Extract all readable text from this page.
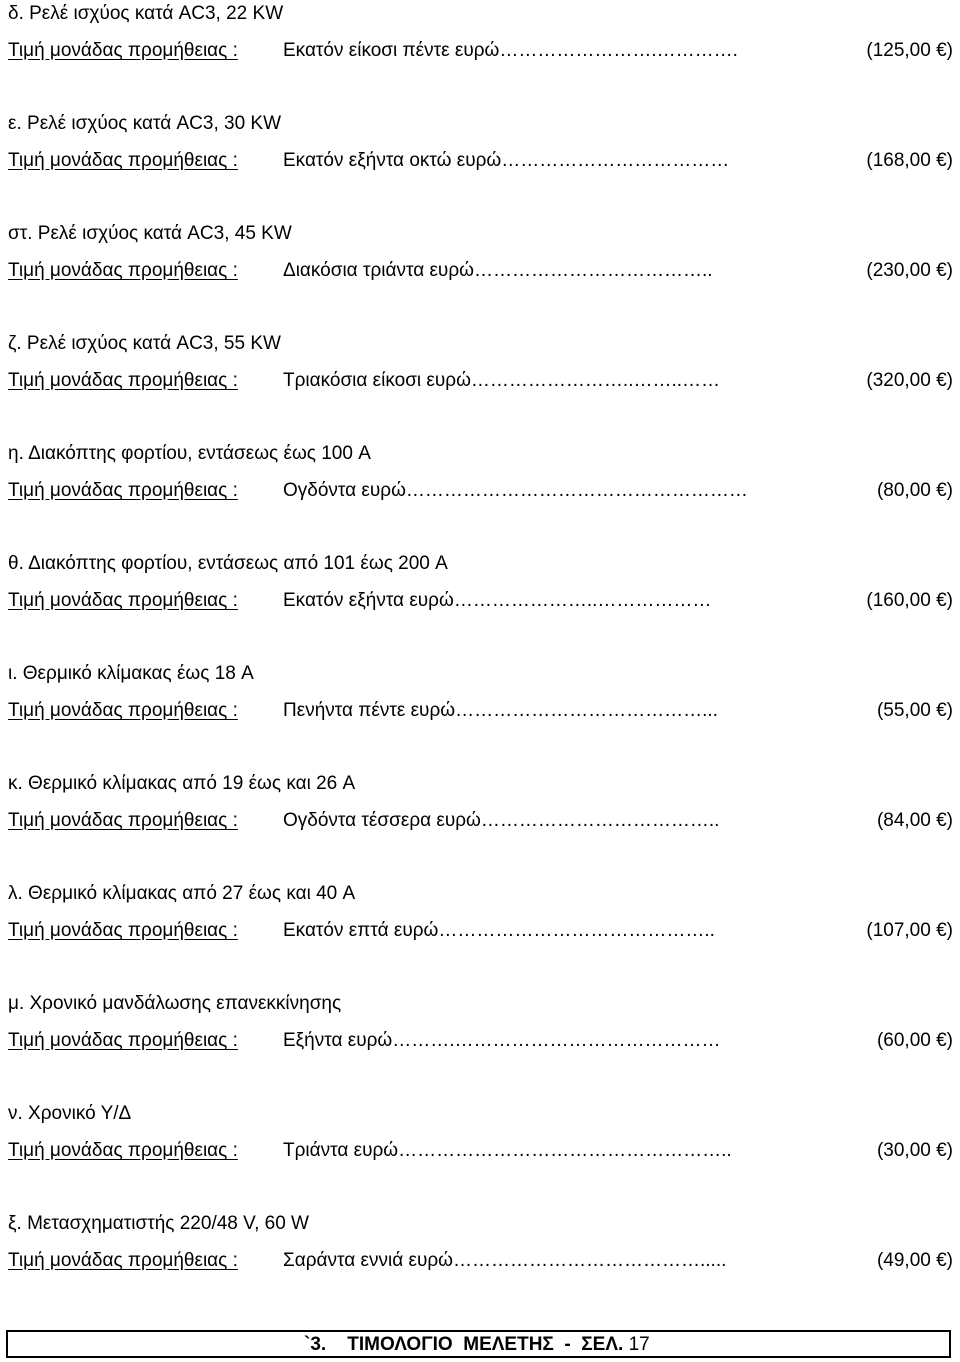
δ. Ρελέ ισχύος κατά AC3, 22 KW
Τιμή μονάδας προμήθειας : Εκατόν είκοσι πέντε ευρώ…………………….………….	(125,00 €)
ε. Ρελέ ισχύος κατά AC3, 30 KW
Τιμή μονάδας προμήθειας : Εκατόν εξήντα οκτώ ευρώ………………………………	(168,00 €)
στ. Ρελέ ισχύος κατά AC3, 45 KW
Τιμή μονάδας προμήθειας : Διακόσια τριάντα ευρώ………………………………..	(230,00 €)
ζ. Ρελέ ισχύος κατά AC3, 55 KW
Τιμή μονάδας προμήθειας : Τριακόσια είκοσι ευρώ……………………..……..……	(320,00 €)
η. Διακόπτης φορτίου, εντάσεως έως 100 A
Τιμή μονάδας προμήθειας : Ογδόντα ευρώ………………………………………………	(80,00 €)
θ. Διακόπτης φορτίου, εντάσεως από 101 έως 200 A
Τιμή μονάδας προμήθειας : Εκατόν εξήντα ευρώ…………………..………………	(160,00 €)
ι. Θερμικό κλίμακας έως 18 A
Τιμή μονάδας προμήθειας : Πενήντα πέντε ευρώ…………………………………...	(55,00 €)
κ. Θερμικό κλίμακας από 19 έως και 26 A
Τιμή μονάδας προμήθειας : Ογδόντα τέσσερα ευρώ………………………………..	(84,00 €)
λ. Θερμικό κλίμακας από 27 έως και 40 A
Τιμή μονάδας προμήθειας : Εκατόν επτά ευρώ……………………………………..	(107,00 €)
μ. Χρονικό μανδάλωσης επανεκκίνησης
Τιμή μονάδας προμήθειας : Εξήντα ευρώ……….……………………………………	(60,00 €)
ν. Χρονικό Υ/Δ
Τιμή μονάδας προμήθειας : Τριάντα ευρώ……………………………………………..	(30,00 €)
ξ. Μετασχηματιστής 220/48 V, 60 W
Τιμή μονάδας προμήθειας : Σαράντα εννιά ευρώ………………………………….....	(49,00 €)
`3.    ΤΙΜΟΛΟΓΙΟ  ΜΕΛΕΤΗΣ  -  ΣΕΛ. 17
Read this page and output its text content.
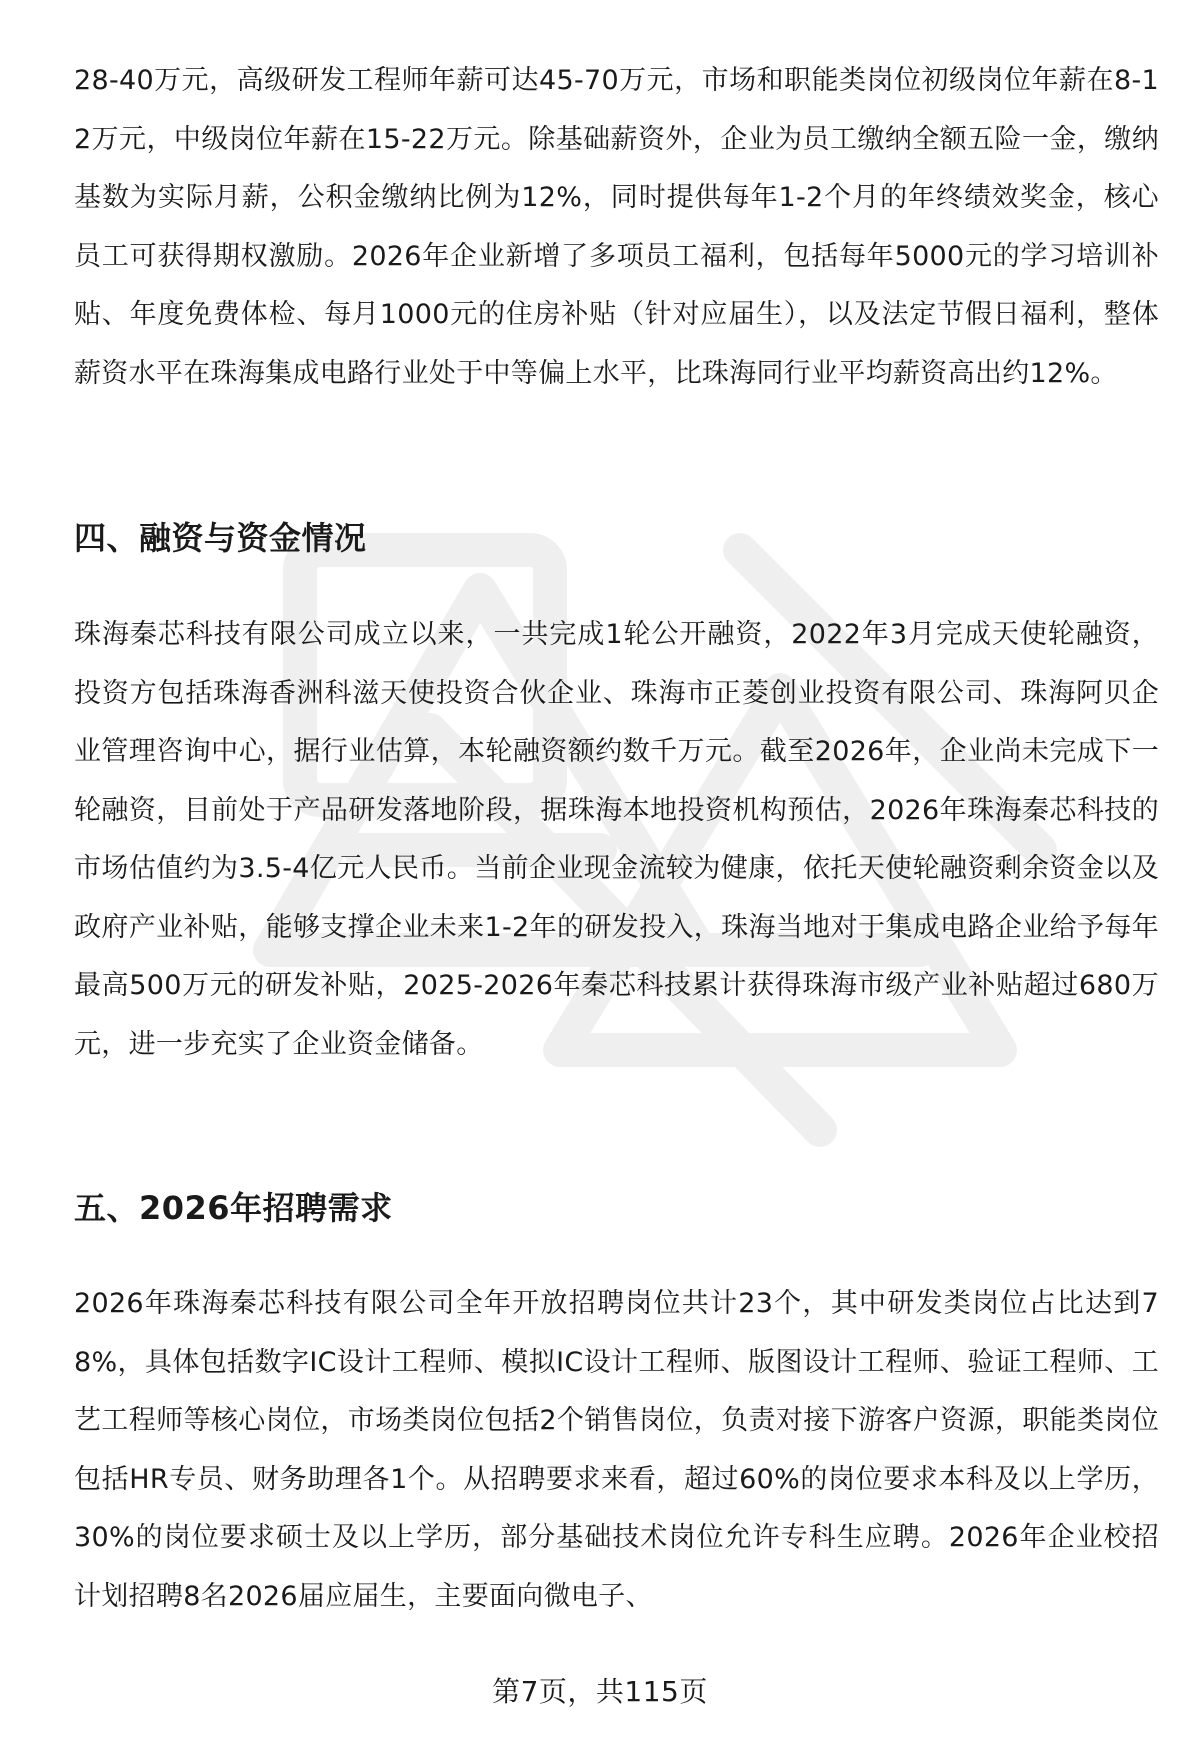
28-40万元，高级研发工程师年薪可达45-70万元，市场和职能类岗位初级岗位年薪在8-12万元，中级岗位年薪在15-22万元。除基础薪资外，企业为员工缴纳全额五险一金，缴纳基数为实际月薪，公积金缴纳比例为12%，同时提供每年1-2个月的年终绩效奖金，核心员工可获得期权激励。2026年企业新增了多项员工福利，包括每年5000元的学习培训补贴、年度免费体检、每月1000元的住房补贴（针对应届生），以及法定节假日福利，整体薪资水平在珠海集成电路行业处于中等偏上水平，比珠海同行业平均薪资高出约12%。

四、融资与资金情况

珠海秦芯科技有限公司成立以来，一共完成1轮公开融资，2022年3月完成天使轮融资，投资方包括珠海香洲科滋天使投资合伙企业、珠海市正菱创业投资有限公司、珠海阿贝企业管理咨询中心，据行业估算，本轮融资额约数千万元。截至2026年，企业尚未完成下一轮融资，目前处于产品研发落地阶段，据珠海本地投资机构预估，2026年珠海秦芯科技的市场估值约为3.5-4亿元人民币。当前企业现金流较为健康，依托天使轮融资剩余资金以及政府产业补贴，能够支撑企业未来1-2年的研发投入，珠海当地对于集成电路企业给予每年最高500万元的研发补贴，2025-2026年秦芯科技累计获得珠海市级产业补贴超过680万元，进一步充实了企业资金储备。

五、2026年招聘需求

2026年珠海秦芯科技有限公司全年开放招聘岗位共计23个，其中研发类岗位占比达到78%，具体包括数字IC设计工程师、模拟IC设计工程师、版图设计工程师、验证工程师、工艺工程师等核心岗位，市场类岗位包括2个销售岗位，负责对接下游客户资源，职能类岗位包括HR专员、财务助理各1个。从招聘要求来看，超过60%的岗位要求本科及以上学历，30%的岗位要求硕士及以上学历，部分基础技术岗位允许专科生应聘。2026年企业校招计划招聘8名2026届应届生，主要面向微电子、

第7页，共115页
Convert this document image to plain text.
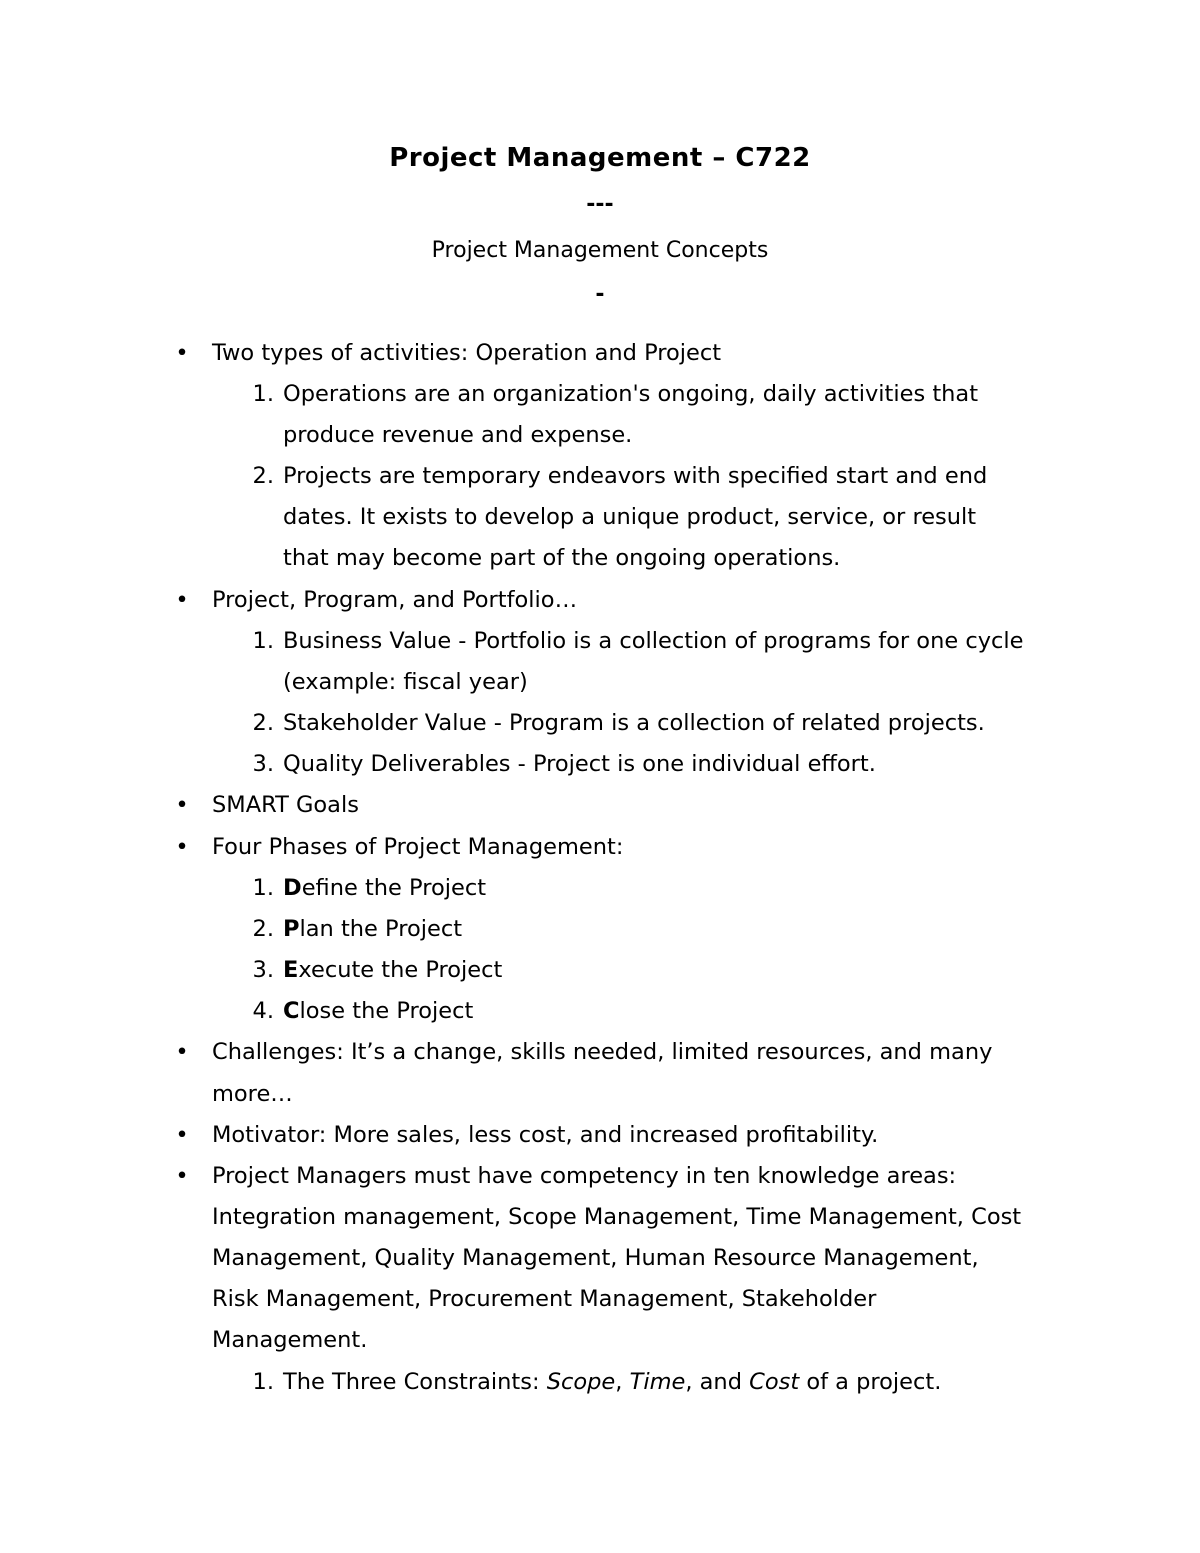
Project Management – C722
---
Project Management Concepts
-
• Two types of activities: Operation and Project
1. Operations are an organization's ongoing, daily activities that
produce revenue and expense.
2. Projects are temporary endeavors with specified start and end
dates. It exists to develop a unique product, service, or result
that may become part of the ongoing operations.
• Project, Program, and Portfolio…
1. Business Value - Portfolio is a collection of programs for one cycle
(example: fiscal year)
2. Stakeholder Value - Program is a collection of related projects.
3. Quality Deliverables - Project is one individual effort.
• SMART Goals
• Four Phases of Project Management:
1. Define the Project
2. Plan the Project
3. Execute the Project
4. Close the Project
• Challenges: It’s a change, skills needed, limited resources, and many
more…
• Motivator: More sales, less cost, and increased profitability.
• Project Managers must have competency in ten knowledge areas:
Integration management, Scope Management, Time Management, Cost
Management, Quality Management, Human Resource Management,
Risk Management, Procurement Management, Stakeholder
Management.
1. The Three Constraints: Scope, Time, and Cost of a project.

::::

DIRECTIONS FOR THIS TASK:
Reproduce the whole listing word for word, setting aside any pictures.

EXERCISE ANSWER:
Extract all readable text from this page.
δ. Ρελέ ισχύος κατά AC3, 22 KW
Τιμή μονάδας προμήθειας : Εκατόν είκοσι πέντε ευρώ…………………….………….	(125,00 €)
ε. Ρελέ ισχύος κατά AC3, 30 KW
Τιμή μονάδας προμήθειας : Εκατόν εξήντα οκτώ ευρώ………………………………	(168,00 €)
στ. Ρελέ ισχύος κατά AC3, 45 KW
Τιμή μονάδας προμήθειας : Διακόσια τριάντα ευρώ………………………………..	(230,00 €)
ζ. Ρελέ ισχύος κατά AC3, 55 KW
Τιμή μονάδας προμήθειας : Τριακόσια είκοσι ευρώ……………………..……..……	(320,00 €)
η. Διακόπτης φορτίου, εντάσεως έως 100 A
Τιμή μονάδας προμήθειας : Ογδόντα ευρώ………………………………………………	(80,00 €)
θ. Διακόπτης φορτίου, εντάσεως από 101 έως 200 A
Τιμή μονάδας προμήθειας : Εκατόν εξήντα ευρώ…………………..………………	(160,00 €)
ι. Θερμικό κλίμακας έως 18 A
Τιμή μονάδας προμήθειας : Πενήντα πέντε ευρώ…………………………………...	(55,00 €)
κ. Θερμικό κλίμακας από 19 έως και 26 A
Τιμή μονάδας προμήθειας : Ογδόντα τέσσερα ευρώ………………………………..	(84,00 €)
λ. Θερμικό κλίμακας από 27 έως και 40 A
Τιμή μονάδας προμήθειας : Εκατόν επτά ευρώ……………………………………..	(107,00 €)
μ. Χρονικό μανδάλωσης επανεκκίνησης
Τιμή μονάδας προμήθειας : Εξήντα ευρώ……….……………………………………	(60,00 €)
ν. Χρονικό Υ/Δ
Τιμή μονάδας προμήθειας : Τριάντα ευρώ……………………………………………..	(30,00 €)
ξ. Μετασχηματιστής 220/48 V, 60 W
Τιμή μονάδας προμήθειας : Σαράντα εννιά ευρώ………………………………….....	(49,00 €)
`3.    ΤΙΜΟΛΟΓΙΟ  ΜΕΛΕΤΗΣ  -  ΣΕΛ. 17
Read this page and output its text content.
28-40万元，高级研发工程师年薪可达45-70万元，市场和职能类岗位初级岗位年薪在8-12万元，中级岗位年薪在15-22万元。除基础薪资外，企业为员工缴纳全额五险一金，缴纳基数为实际月薪，公积金缴纳比例为12%，同时提供每年1-2个月的年终绩效奖金，核心员工可获得期权激励。2026年企业新增了多项员工福利，包括每年5000元的学习培训补贴、年度免费体检、每月1000元的住房补贴（针对应届生），以及法定节假日福利，整体薪资水平在珠海集成电路行业处于中等偏上水平，比珠海同行业平均薪资高出约12%。

四、融资与资金情况

珠海秦芯科技有限公司成立以来，一共完成1轮公开融资，2022年3月完成天使轮融资，投资方包括珠海香洲科滋天使投资合伙企业、珠海市正菱创业投资有限公司、珠海阿贝企业管理咨询中心，据行业估算，本轮融资额约数千万元。截至2026年，企业尚未完成下一轮融资，目前处于产品研发落地阶段，据珠海本地投资机构预估，2026年珠海秦芯科技的市场估值约为3.5-4亿元人民币。当前企业现金流较为健康，依托天使轮融资剩余资金以及政府产业补贴，能够支撑企业未来1-2年的研发投入，珠海当地对于集成电路企业给予每年最高500万元的研发补贴，2025-2026年秦芯科技累计获得珠海市级产业补贴超过680万元，进一步充实了企业资金储备。

五、2026年招聘需求

2026年珠海秦芯科技有限公司全年开放招聘岗位共计23个，其中研发类岗位占比达到78%，具体包括数字IC设计工程师、模拟IC设计工程师、版图设计工程师、验证工程师、工艺工程师等核心岗位，市场类岗位包括2个销售岗位，负责对接下游客户资源，职能类岗位包括HR专员、财务助理各1个。从招聘要求来看，超过60%的岗位要求本科及以上学历，30%的岗位要求硕士及以上学历，部分基础技术岗位允许专科生应聘。2026年企业校招计划招聘8名2026届应届生，主要面向微电子、

第7页，共115页
Convert this document image to plain text.
Project Management – C722
---
Project Management Concepts
-
• Two types of activities: Operation and Project
1. Operations are an organization's ongoing, daily activities that
produce revenue and expense.
2. Projects are temporary endeavors with specified start and end
dates. It exists to develop a unique product, service, or result
that may become part of the ongoing operations.
• Project, Program, and Portfolio…
1. Business Value - Portfolio is a collection of programs for one cycle
(example: fiscal year)
2. Stakeholder Value - Program is a collection of related projects.
3. Quality Deliverables - Project is one individual effort.
• SMART Goals
• Four Phases of Project Management:
1. Define the Project
2. Plan the Project
3. Execute the Project
4. Close the Project
• Challenges: It’s a change, skills needed, limited resources, and many
more…
• Motivator: More sales, less cost, and increased profitability.
• Project Managers must have competency in ten knowledge areas:
Integration management, Scope Management, Time Management, Cost
Management, Quality Management, Human Resource Management,
Risk Management, Procurement Management, Stakeholder
Management.
1. The Three Constraints: Scope, Time, and Cost of a project.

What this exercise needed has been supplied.